◆ **EXERCISE INSTRUCTIONS**:
Copy out all lines carrying the word "забаве".

◆ **DATA ROWS**:
^^^^^^^^
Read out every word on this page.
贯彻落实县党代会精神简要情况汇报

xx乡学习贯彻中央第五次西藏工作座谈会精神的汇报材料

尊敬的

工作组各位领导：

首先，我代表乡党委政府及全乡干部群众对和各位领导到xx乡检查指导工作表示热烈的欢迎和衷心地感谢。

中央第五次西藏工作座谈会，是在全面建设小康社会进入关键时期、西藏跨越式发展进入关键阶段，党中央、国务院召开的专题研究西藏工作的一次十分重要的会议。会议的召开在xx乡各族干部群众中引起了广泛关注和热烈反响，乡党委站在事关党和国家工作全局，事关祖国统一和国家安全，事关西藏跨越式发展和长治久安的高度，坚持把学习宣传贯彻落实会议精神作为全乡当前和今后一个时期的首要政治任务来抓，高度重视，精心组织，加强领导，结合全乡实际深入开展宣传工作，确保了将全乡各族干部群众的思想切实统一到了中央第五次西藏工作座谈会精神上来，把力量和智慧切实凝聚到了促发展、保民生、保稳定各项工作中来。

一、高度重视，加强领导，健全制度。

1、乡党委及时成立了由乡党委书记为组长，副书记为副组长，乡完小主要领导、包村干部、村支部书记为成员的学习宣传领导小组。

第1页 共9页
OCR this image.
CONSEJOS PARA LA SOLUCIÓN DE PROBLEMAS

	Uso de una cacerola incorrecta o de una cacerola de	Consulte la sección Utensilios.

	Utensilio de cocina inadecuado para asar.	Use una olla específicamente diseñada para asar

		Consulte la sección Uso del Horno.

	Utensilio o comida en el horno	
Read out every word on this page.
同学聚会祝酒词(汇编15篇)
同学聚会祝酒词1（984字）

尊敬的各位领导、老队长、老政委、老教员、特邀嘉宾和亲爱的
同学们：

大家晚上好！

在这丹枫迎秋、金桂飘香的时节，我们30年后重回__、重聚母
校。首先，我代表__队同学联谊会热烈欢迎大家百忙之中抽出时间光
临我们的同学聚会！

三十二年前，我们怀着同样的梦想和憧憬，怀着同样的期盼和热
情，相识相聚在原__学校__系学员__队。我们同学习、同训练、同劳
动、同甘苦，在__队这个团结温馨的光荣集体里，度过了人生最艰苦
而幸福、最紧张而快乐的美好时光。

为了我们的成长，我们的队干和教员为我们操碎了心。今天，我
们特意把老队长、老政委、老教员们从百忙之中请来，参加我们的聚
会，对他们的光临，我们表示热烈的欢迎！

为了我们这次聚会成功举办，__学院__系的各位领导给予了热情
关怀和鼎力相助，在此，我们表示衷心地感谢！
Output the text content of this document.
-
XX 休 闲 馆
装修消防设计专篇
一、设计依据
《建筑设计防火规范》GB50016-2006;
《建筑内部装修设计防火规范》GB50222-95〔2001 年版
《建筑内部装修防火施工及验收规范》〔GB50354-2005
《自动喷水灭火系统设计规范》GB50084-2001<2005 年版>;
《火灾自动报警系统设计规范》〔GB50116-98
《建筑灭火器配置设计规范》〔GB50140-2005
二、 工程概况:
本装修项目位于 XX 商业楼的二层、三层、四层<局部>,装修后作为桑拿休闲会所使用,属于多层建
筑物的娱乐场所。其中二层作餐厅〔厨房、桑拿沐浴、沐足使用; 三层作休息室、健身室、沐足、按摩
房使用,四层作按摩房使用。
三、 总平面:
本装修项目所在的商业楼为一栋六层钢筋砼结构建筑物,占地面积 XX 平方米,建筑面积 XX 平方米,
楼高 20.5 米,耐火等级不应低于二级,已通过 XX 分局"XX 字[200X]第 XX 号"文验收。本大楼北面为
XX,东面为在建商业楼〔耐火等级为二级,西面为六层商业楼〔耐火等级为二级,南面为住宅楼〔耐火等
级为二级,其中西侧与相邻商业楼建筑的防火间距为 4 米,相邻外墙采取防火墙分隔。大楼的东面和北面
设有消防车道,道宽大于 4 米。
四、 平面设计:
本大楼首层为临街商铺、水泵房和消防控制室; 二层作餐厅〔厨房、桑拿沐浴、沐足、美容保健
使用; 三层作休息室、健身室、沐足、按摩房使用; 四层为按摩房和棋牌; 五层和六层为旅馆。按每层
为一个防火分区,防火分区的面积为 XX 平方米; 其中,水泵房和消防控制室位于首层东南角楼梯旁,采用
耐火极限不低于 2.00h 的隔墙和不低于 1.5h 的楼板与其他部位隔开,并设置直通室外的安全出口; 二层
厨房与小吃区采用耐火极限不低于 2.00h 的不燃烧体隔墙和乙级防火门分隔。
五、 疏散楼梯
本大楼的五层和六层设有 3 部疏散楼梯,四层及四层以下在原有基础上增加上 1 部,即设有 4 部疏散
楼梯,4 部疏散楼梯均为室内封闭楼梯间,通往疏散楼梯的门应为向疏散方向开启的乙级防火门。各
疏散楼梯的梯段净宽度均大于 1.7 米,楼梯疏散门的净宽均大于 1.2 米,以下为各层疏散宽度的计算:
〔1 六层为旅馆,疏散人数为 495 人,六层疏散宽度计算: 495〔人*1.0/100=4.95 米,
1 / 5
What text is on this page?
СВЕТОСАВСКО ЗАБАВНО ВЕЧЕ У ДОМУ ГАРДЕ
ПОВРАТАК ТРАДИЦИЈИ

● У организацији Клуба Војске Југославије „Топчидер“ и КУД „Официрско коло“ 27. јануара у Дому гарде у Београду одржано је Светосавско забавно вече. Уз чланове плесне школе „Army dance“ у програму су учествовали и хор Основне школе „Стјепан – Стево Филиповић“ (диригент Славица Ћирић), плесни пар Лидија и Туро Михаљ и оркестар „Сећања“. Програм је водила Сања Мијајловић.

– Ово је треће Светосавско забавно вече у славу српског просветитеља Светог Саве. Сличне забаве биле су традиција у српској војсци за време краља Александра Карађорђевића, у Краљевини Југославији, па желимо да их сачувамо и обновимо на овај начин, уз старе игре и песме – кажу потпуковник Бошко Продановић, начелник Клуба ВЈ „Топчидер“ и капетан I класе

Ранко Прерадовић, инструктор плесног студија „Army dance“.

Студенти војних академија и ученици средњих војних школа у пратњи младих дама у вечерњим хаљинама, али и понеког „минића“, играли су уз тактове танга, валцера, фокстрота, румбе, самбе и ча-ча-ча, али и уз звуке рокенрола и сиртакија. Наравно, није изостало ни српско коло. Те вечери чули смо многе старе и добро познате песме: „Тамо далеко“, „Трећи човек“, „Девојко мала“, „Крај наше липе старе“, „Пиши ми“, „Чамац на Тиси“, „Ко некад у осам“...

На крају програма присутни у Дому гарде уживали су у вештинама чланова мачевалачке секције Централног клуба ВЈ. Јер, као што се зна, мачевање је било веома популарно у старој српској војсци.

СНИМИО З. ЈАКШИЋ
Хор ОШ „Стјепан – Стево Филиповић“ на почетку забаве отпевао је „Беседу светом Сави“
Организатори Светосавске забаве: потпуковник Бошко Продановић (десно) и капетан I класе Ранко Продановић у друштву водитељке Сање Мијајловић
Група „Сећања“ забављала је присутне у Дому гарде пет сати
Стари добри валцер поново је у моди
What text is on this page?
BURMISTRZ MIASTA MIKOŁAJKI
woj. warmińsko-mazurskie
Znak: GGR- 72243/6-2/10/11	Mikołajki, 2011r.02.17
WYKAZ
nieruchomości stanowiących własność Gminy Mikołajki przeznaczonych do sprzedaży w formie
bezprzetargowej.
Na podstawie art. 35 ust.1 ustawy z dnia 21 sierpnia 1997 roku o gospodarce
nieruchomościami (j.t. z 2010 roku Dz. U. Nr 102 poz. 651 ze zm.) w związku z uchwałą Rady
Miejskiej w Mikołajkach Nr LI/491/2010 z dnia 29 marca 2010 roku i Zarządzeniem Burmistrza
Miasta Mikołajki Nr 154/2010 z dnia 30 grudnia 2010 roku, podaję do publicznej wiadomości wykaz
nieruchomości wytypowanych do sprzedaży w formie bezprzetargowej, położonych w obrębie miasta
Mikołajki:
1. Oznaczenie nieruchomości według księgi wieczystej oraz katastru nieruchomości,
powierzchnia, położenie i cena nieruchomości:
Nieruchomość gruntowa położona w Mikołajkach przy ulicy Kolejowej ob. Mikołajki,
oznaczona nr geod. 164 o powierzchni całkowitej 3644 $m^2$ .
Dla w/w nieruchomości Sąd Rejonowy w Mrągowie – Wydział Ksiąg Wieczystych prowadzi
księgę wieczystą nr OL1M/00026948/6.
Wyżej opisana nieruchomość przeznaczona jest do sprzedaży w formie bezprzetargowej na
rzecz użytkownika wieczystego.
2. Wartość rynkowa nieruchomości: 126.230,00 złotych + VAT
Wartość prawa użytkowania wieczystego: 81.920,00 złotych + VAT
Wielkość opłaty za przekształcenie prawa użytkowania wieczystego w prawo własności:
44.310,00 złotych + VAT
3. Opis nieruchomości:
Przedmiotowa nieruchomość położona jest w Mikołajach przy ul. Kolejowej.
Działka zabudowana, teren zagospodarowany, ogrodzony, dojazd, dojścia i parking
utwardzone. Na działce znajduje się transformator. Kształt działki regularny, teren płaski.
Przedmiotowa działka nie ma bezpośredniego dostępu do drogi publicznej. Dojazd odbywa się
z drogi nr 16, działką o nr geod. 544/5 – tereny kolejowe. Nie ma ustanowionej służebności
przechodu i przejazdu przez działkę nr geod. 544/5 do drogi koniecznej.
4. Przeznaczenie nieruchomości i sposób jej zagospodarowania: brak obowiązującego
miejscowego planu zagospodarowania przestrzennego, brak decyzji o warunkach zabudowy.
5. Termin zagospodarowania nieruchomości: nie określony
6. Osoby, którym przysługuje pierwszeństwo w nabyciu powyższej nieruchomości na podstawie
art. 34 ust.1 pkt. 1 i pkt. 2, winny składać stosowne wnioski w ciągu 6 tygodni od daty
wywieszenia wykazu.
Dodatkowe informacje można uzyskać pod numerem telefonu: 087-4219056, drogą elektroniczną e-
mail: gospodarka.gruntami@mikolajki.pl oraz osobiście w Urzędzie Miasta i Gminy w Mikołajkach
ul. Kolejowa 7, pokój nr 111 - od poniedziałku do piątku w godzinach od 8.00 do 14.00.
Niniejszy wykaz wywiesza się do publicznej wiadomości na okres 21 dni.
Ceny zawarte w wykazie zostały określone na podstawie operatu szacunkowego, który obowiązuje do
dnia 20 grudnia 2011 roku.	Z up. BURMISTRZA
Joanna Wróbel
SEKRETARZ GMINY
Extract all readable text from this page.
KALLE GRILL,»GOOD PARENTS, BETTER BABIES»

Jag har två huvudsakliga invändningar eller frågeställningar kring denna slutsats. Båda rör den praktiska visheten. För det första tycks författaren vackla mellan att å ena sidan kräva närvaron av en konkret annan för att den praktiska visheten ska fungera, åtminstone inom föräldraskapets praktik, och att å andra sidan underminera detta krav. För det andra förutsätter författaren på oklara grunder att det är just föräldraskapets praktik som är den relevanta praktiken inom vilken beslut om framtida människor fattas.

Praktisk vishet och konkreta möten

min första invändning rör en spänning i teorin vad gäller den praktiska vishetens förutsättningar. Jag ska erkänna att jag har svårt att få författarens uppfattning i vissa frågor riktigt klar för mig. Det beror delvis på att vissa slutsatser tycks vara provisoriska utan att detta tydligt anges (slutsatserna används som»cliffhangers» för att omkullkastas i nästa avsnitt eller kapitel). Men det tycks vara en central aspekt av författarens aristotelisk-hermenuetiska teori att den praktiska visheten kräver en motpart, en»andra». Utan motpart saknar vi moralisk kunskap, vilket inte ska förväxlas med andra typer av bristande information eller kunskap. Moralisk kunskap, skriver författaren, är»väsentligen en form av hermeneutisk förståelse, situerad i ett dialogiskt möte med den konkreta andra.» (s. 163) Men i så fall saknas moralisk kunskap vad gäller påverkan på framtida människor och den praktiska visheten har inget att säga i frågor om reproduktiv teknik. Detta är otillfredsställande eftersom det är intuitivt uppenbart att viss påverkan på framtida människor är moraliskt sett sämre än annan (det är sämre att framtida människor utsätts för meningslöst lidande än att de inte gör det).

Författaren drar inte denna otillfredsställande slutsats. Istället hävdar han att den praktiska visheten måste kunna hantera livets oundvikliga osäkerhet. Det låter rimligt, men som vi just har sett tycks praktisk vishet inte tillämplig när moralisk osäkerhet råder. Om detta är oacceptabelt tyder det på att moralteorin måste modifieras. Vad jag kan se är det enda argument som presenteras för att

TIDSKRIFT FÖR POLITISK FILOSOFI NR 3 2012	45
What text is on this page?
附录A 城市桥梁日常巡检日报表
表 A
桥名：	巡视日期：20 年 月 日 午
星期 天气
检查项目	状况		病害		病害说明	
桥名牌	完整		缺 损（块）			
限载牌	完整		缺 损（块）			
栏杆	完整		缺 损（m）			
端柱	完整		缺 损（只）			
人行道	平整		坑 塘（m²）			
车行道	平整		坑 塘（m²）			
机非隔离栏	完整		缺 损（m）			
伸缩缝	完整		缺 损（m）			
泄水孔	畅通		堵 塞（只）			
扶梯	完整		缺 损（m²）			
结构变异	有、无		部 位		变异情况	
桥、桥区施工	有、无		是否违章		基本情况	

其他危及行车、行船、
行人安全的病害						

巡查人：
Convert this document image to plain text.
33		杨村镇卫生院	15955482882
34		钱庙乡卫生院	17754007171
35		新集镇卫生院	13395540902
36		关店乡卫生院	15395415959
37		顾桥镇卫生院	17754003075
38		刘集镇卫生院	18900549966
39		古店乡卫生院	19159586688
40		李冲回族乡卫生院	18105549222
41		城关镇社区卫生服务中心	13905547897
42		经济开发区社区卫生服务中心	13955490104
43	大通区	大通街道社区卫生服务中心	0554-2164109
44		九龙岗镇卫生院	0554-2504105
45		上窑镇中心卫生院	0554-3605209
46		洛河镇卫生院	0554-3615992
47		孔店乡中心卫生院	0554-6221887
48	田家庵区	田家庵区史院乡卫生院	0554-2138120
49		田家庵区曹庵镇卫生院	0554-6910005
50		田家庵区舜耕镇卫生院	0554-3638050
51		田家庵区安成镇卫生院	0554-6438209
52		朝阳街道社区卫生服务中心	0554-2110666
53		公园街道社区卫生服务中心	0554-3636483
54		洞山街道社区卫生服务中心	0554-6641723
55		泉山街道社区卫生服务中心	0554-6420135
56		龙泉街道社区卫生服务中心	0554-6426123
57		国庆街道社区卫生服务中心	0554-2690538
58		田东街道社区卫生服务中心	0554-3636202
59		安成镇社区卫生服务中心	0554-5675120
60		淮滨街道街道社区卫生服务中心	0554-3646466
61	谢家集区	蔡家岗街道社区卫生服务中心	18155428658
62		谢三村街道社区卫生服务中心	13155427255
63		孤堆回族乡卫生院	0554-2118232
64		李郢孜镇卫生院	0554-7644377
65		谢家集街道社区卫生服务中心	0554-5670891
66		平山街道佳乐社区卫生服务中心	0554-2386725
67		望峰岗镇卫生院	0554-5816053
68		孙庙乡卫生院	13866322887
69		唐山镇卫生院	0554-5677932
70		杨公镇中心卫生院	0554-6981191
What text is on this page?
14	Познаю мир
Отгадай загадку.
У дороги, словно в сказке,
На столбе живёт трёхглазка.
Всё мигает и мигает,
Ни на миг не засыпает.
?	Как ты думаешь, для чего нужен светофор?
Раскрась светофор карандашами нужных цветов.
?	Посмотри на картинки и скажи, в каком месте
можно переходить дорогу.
^^^^^^^^
◆ **TASK SOLUTION**:
– Ово је треће Светосавско забавно вече у славу српског просветитеља Светог Саве. Сличне забаве биле су традиција у српској војсци за време краља Александра Карађорђевића, у Краљевини Југославији, па желимо да их сачувамо и обновимо на овај начин, уз старе игре и песме – кажу потпуковник Бошко Продановић, начелник Клуба ВЈ „Топчидер“ и капетан I класе
Хор ОШ „Стјепан – Стево Филиповић“ на почетку забаве отпевао је „Беседу светом Сави“
Организатори Светосавске забаве: потпуковник Бошко Продановић (десно) и капетан I класе Ранко Продановић у друштву водитељке Сање Мијајловић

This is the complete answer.